(SOURCE DOCUMENT)
Suites are often seen as the territory of the traditional software vendor looking to supply everything a customer may need in a suite of applications. These suites today are usually defined by industry or vertical, and typically include ERP, SCM, financial and other key modules.

On the other side are software stacks. Built on an open, API-based approach to software and employing a best of breed methodology, stacks use a cloud platform to ensure access and integration. They also aim to break any release cycle issues as they use a software ecosystem that provides a flexible, open and future-proof architecture.

Working in symbiosis

Pitting one methodology against each other in this way isn’t new. However, today we see a blurring of lines between the two – a situation made more complex as many large, established vendors known for being suites players now also offer software stacks.

“Integrating these sources of information is the cloud provider’s, not the customer’s problem.”
Claus Jepsen / UNIT 4

Claus Jepsen, CTO at Unit4, believes it is a simple case of evolution.

“Over 20 years ago, suites came along to remove the pain of integration that existed in an ERP world dominated by disparate best-of-breed applications that lacked cohesion. At that point, the idea of everything running in one application was appealing,” he said.

“Now, the dynamic has changed. Digital business platforms require immediacy to access information from across an entire organisation and from an ERP perspective the value lies in being able to integrate it with other IT solutions. As we move to a cloud-based world integrating these sources of information is the cloud provider’s, not the customer’s problem. Technically, it is more easily done outside the ERP application, rather than having to go through the laborious process of logging on to a complex ERP environment.”

Jepsen notes that as ERP is only 25 percent of an organisation’s IT environment, companies are turning to stacks as a more efficient and productive way to access information. Microservices and open APIs make it easier to break down silos between different sources of information in complex IT environments. This approach means customers don’t have to go through the pain of building a ‘megasuite’ to address all their requirements.

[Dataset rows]
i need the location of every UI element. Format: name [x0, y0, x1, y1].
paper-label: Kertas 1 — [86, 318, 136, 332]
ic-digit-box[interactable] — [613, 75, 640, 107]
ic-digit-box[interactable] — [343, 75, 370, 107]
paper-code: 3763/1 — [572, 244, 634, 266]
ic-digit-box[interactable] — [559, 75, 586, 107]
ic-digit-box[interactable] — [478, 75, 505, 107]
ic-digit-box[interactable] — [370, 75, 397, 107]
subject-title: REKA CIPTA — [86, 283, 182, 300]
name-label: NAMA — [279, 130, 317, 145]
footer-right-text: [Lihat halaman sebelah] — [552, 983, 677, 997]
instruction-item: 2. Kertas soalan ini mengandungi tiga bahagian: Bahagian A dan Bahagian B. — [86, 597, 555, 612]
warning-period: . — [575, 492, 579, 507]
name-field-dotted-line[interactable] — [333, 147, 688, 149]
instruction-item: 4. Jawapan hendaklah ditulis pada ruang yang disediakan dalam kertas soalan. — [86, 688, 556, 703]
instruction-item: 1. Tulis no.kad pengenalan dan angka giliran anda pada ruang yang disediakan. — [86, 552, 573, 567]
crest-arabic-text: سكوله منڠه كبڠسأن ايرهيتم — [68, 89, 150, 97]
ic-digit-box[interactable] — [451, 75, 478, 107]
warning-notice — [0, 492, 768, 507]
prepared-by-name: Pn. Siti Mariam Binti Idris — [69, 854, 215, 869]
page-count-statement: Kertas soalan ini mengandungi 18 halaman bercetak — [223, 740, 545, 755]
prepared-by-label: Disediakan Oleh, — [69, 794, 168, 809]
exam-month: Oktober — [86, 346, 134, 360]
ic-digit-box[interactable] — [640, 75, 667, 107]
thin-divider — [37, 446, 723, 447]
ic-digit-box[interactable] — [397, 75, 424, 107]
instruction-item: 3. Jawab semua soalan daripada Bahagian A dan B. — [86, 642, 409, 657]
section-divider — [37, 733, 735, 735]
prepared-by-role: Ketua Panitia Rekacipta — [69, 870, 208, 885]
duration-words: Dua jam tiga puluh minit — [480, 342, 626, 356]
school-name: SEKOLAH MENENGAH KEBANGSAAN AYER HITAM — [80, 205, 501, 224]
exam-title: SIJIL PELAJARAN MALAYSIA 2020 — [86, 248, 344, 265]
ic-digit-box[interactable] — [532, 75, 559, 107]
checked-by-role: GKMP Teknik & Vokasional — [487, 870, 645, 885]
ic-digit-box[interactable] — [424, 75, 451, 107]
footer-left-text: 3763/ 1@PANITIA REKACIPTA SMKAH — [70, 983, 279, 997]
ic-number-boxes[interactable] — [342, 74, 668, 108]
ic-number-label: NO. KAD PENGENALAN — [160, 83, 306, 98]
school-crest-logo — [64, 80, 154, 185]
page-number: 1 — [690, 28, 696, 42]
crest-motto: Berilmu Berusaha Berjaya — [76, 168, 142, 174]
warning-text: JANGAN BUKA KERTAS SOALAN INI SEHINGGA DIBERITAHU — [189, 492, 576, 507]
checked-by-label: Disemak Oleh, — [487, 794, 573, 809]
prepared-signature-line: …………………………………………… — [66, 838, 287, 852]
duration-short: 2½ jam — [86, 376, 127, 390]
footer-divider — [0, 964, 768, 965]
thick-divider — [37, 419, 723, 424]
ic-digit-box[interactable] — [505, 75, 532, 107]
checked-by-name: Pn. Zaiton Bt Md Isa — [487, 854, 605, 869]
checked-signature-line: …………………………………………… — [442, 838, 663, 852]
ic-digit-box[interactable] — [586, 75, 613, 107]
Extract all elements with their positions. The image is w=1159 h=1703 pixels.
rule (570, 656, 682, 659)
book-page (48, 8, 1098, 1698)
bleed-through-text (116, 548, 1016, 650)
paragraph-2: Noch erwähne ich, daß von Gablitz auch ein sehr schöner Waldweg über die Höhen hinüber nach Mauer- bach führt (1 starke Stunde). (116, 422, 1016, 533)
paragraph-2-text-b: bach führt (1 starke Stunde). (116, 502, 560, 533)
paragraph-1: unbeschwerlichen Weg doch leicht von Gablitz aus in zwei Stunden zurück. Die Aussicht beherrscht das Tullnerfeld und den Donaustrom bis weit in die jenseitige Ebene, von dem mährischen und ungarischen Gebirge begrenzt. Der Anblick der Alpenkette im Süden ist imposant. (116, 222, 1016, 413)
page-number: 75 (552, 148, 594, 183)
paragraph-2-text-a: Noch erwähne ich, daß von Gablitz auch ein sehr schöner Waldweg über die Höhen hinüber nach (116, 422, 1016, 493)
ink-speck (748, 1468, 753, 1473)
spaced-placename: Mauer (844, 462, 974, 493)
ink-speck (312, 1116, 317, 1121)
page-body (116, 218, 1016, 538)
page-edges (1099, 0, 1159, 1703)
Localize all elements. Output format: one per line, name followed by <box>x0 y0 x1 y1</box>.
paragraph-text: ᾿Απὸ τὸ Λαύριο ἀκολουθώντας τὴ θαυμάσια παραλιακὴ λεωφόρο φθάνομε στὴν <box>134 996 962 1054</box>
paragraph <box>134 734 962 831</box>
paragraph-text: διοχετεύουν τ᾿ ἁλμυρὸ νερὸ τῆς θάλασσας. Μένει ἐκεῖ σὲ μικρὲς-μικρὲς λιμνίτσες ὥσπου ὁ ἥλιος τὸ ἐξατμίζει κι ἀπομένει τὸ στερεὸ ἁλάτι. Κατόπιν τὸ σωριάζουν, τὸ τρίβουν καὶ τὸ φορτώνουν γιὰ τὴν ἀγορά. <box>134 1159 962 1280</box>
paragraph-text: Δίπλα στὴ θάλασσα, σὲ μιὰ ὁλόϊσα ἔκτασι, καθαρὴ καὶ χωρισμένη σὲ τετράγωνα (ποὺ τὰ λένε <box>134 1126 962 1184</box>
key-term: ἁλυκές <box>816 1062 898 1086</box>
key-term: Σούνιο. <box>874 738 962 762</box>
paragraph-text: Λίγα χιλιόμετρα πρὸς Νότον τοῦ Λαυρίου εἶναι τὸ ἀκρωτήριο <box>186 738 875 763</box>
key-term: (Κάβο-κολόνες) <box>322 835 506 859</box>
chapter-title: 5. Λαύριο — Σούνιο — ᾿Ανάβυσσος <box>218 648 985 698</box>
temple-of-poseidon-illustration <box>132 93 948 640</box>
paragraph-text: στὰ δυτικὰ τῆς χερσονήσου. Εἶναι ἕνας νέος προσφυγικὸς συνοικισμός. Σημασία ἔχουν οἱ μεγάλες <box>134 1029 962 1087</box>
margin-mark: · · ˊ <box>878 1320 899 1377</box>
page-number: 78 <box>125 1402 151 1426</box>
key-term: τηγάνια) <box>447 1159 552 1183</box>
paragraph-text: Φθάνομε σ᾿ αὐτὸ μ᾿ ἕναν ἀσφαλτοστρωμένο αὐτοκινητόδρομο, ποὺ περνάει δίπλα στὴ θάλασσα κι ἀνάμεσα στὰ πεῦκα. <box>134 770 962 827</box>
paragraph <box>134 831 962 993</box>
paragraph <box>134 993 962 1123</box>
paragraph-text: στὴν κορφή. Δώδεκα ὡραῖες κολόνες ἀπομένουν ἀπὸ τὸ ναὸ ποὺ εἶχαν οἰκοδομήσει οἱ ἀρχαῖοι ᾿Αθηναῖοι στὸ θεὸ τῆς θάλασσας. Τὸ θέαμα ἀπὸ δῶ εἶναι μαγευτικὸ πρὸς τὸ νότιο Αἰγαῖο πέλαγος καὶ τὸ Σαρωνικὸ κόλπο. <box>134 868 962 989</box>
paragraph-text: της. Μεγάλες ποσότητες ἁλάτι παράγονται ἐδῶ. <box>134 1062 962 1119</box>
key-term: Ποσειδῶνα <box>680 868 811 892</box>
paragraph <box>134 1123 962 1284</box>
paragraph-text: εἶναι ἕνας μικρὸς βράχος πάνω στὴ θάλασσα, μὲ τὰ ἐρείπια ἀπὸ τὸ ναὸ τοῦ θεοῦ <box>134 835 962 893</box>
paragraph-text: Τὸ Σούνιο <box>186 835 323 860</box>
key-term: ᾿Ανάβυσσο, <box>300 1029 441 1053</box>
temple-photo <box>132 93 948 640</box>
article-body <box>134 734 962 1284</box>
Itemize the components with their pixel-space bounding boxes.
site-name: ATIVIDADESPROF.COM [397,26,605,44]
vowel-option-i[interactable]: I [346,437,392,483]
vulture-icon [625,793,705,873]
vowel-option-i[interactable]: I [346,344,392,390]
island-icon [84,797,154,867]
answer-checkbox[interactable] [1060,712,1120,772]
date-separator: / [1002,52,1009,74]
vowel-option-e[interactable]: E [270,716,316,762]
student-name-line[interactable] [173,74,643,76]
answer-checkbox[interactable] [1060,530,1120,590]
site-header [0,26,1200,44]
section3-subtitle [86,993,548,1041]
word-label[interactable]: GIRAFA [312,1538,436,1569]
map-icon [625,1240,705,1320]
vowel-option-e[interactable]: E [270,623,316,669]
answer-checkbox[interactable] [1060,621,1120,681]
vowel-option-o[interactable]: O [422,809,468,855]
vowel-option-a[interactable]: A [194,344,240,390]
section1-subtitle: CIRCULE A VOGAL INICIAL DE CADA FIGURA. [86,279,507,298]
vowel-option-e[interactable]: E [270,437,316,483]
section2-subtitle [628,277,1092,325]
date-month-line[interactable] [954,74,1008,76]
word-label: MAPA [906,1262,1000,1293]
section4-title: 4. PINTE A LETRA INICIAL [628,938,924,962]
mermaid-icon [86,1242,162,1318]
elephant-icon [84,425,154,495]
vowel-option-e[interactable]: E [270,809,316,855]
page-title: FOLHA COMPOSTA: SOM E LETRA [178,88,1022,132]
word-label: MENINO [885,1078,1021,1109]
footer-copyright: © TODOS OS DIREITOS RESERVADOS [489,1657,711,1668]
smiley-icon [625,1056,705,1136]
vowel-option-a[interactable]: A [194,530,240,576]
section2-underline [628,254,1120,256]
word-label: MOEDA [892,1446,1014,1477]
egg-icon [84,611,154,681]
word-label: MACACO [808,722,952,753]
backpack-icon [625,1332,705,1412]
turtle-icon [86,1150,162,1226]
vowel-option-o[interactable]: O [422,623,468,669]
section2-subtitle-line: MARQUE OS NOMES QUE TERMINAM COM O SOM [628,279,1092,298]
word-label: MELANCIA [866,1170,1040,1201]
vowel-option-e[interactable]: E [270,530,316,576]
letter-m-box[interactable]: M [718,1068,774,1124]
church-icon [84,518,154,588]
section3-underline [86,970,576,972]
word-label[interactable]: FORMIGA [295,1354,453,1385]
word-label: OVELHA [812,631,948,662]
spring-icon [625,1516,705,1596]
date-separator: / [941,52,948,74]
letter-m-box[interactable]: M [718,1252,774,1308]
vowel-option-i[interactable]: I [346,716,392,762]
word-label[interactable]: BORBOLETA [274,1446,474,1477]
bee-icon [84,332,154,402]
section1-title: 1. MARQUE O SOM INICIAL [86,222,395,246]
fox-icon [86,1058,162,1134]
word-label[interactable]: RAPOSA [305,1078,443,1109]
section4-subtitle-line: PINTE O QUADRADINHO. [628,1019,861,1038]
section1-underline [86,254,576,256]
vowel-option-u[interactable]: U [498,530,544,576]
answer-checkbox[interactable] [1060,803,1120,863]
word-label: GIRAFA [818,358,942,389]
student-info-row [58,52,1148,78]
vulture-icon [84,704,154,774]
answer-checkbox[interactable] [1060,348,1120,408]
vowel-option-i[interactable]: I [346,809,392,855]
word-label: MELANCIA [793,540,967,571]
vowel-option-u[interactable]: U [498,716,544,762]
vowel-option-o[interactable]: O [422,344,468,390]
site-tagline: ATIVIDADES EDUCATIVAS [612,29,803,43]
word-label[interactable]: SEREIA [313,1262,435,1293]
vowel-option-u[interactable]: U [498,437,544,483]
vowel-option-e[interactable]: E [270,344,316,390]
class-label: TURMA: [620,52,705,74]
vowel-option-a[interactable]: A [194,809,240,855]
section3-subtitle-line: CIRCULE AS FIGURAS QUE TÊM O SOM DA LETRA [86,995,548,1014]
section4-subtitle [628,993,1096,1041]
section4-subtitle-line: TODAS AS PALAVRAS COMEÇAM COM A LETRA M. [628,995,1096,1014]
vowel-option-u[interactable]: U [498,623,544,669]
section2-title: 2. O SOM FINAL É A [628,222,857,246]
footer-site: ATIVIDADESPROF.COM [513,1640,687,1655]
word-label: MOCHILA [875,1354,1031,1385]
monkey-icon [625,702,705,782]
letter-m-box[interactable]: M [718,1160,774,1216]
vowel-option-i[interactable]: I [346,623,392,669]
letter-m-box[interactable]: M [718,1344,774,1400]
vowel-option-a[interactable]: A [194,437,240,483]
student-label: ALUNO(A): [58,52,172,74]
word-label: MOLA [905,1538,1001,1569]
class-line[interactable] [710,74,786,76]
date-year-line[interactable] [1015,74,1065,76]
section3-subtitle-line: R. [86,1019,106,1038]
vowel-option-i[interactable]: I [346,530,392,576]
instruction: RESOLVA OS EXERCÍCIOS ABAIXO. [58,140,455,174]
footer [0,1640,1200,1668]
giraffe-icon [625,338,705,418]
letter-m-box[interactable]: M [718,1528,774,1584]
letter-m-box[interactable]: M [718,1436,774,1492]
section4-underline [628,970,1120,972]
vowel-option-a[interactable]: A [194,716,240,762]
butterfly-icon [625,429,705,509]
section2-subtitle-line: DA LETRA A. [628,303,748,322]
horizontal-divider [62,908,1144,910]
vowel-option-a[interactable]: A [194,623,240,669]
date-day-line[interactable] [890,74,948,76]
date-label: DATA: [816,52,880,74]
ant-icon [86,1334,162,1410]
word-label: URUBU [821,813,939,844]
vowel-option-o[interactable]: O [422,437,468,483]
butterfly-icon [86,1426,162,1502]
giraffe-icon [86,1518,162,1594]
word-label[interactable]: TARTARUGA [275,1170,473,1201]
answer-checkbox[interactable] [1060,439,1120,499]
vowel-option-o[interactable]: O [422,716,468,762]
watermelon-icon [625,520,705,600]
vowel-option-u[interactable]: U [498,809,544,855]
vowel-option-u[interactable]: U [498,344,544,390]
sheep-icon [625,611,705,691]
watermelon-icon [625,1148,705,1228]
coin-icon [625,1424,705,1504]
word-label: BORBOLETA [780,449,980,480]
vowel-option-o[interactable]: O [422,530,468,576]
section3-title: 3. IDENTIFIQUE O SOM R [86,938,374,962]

(GIVEN EXERCISE A)
Answer these questions from the article on software suites and stacks:
(i) What modules do suites today typically include?
(ii) What position does Claus Jepsen hold at Unit4?
(iii) According to Jepsen, what share of an organisation's IT environment does ERP make up?
(GIVEN EXERCISE B) Extend the article on software suites and stacks by writing what comes next after its final sentence.
The listing is not needed for either task.

(FINAL ANSWER A)
(i) ERP, SCM, financial and other key modules.
(ii) He is the CTO.
(iii) 25 percent.

(FINAL ANSWER B)
“The truth is, and especially when we are talking about digital transformation, that enterprises need to use both suites and stacks in symbiosis,” said Dan Matthews, chief technology officer at IFS.

“The truth is….enterprises need to use both suites and stacks in symbiosis”
Dan Matthews / IFS

Matthews believes customers’ success lies in the ability to build innovation into specific industry use cases in its solutions, whilst also embracing stack principles and making sure it provides an open and ‘stack friendly’ suite.

“Organisations need to move quickly and put themselves in a position to challenge expectations and grow with exciting new offerings, radically more efficient processes, and completely new ways of thinking,” he said. “Just in the last year I have been in a rapidly increasing number of discussions with our customers who want to do just this – implement or upgrade our suite to enable and drive digital transformation, and at the same time develop additional capabilities on top using stacks.”

Foot in both camps

“Dependency is not great for pricing, speed or service… a business can only run the technology that the vendor decided to develop”
Sonja Kotrotsos / Contentstack

It could be argued, therefore, that pitting one approach over the other is reductive and unhelpful for the customer looking to select the right software solution. Instead of positioning stacks and suites at opposite ends of the spectrum, surely it would be more valuable to consider the customer’s specific business requirements, and then where on that spectrum they fit?

“The argument of suites versus stacks is nonsensical,” said Steve Brooks, senior analyst, Synonym Advisory.

“Software vendors need to ensure that their software is open enough to seamlessly integrate with other systems of record. Vendors need to ensure that the core functionality provides a differentiation in the marketplace, whether that is the simple functionality of part of a larger stacks approach or deep industry functionality as a suite.”

“We wrap all this as a single service via the cloud and use standard APIs to ensure connectivity”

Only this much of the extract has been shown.